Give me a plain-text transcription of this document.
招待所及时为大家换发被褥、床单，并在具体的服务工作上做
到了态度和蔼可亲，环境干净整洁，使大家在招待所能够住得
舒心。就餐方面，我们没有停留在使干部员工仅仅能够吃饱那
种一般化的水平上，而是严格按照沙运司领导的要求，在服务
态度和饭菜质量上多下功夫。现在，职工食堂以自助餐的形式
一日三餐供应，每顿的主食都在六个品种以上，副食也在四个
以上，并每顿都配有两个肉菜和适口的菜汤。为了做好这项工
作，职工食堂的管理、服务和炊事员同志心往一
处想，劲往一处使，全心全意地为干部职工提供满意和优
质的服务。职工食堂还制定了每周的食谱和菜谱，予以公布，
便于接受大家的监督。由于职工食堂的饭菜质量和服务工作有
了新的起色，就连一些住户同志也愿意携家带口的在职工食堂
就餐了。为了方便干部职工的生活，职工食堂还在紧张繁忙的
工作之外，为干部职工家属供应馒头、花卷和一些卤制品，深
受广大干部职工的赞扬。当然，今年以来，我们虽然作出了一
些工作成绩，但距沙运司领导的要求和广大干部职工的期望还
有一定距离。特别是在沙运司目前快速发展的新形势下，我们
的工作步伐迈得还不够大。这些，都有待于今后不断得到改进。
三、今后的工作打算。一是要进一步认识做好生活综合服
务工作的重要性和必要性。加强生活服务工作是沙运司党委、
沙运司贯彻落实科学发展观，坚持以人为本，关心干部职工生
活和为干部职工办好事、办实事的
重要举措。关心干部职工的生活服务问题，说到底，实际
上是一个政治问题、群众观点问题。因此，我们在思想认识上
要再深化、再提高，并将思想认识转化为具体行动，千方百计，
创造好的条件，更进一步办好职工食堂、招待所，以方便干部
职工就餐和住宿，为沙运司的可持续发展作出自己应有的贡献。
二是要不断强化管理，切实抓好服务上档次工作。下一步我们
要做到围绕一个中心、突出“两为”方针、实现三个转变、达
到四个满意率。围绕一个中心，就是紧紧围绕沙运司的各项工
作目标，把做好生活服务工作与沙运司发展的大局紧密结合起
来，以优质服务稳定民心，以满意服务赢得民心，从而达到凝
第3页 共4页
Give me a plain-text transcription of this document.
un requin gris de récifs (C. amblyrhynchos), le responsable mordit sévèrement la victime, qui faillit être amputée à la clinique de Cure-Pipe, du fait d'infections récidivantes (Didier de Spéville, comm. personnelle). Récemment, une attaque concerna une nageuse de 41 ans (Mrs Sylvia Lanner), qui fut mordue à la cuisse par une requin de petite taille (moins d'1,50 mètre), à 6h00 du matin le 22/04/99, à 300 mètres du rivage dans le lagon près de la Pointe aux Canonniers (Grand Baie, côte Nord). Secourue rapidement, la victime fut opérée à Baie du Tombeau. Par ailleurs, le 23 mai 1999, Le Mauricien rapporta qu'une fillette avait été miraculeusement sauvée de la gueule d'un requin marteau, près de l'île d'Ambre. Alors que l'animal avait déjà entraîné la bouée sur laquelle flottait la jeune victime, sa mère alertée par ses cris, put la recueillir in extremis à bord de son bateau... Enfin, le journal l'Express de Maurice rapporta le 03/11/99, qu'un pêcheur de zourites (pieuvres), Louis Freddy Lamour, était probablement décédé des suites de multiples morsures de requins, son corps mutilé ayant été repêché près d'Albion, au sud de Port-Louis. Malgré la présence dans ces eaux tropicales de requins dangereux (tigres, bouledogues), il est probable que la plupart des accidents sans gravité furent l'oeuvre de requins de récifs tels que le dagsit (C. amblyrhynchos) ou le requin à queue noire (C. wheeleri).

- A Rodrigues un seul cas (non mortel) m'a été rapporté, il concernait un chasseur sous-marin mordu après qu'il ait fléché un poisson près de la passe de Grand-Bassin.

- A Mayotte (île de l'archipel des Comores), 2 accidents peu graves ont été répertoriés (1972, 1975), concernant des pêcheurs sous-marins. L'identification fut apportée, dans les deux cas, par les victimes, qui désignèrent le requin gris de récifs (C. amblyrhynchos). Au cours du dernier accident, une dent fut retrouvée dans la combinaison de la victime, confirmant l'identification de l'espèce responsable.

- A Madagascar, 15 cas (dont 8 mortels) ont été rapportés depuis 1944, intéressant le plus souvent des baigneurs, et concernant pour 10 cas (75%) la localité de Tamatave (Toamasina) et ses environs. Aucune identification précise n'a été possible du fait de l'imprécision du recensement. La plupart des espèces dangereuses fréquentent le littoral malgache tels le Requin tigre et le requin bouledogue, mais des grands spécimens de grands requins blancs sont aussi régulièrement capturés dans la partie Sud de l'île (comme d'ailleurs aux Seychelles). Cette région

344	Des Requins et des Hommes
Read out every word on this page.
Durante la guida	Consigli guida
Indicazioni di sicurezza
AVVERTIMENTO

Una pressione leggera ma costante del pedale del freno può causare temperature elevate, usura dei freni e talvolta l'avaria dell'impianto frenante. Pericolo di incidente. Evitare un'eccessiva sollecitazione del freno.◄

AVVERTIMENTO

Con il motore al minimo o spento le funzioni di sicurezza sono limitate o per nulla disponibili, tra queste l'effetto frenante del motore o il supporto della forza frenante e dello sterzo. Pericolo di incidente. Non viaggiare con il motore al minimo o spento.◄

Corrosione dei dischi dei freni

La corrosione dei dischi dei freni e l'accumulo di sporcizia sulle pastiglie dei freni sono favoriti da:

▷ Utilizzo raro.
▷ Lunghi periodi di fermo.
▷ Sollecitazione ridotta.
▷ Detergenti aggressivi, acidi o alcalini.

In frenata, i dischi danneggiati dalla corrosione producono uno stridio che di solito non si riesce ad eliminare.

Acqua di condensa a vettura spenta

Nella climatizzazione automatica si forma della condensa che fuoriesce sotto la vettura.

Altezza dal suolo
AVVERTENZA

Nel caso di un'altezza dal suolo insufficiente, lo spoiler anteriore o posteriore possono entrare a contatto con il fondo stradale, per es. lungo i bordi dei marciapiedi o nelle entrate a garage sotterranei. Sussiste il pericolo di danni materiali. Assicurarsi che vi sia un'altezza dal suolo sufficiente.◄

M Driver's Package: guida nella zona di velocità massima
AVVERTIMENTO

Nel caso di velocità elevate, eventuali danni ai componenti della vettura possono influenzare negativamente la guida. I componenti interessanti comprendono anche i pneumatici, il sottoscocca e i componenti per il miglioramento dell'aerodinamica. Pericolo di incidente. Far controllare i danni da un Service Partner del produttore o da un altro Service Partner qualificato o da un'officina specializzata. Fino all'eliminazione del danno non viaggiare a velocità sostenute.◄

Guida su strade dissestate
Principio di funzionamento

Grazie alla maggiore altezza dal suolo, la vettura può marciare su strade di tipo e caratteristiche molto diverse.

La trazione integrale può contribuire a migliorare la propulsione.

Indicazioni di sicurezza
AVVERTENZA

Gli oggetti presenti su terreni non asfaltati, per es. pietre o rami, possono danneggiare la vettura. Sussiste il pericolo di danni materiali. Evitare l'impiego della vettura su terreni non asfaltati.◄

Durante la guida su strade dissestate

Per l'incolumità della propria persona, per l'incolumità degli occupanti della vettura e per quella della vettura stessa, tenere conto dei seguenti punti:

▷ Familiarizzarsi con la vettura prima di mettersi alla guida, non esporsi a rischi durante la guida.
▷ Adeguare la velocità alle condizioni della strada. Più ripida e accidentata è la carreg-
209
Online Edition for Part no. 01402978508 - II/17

Work to be completed.
State how many lines of the material contain the string "velocità", with no other words.

Answer for the task.
3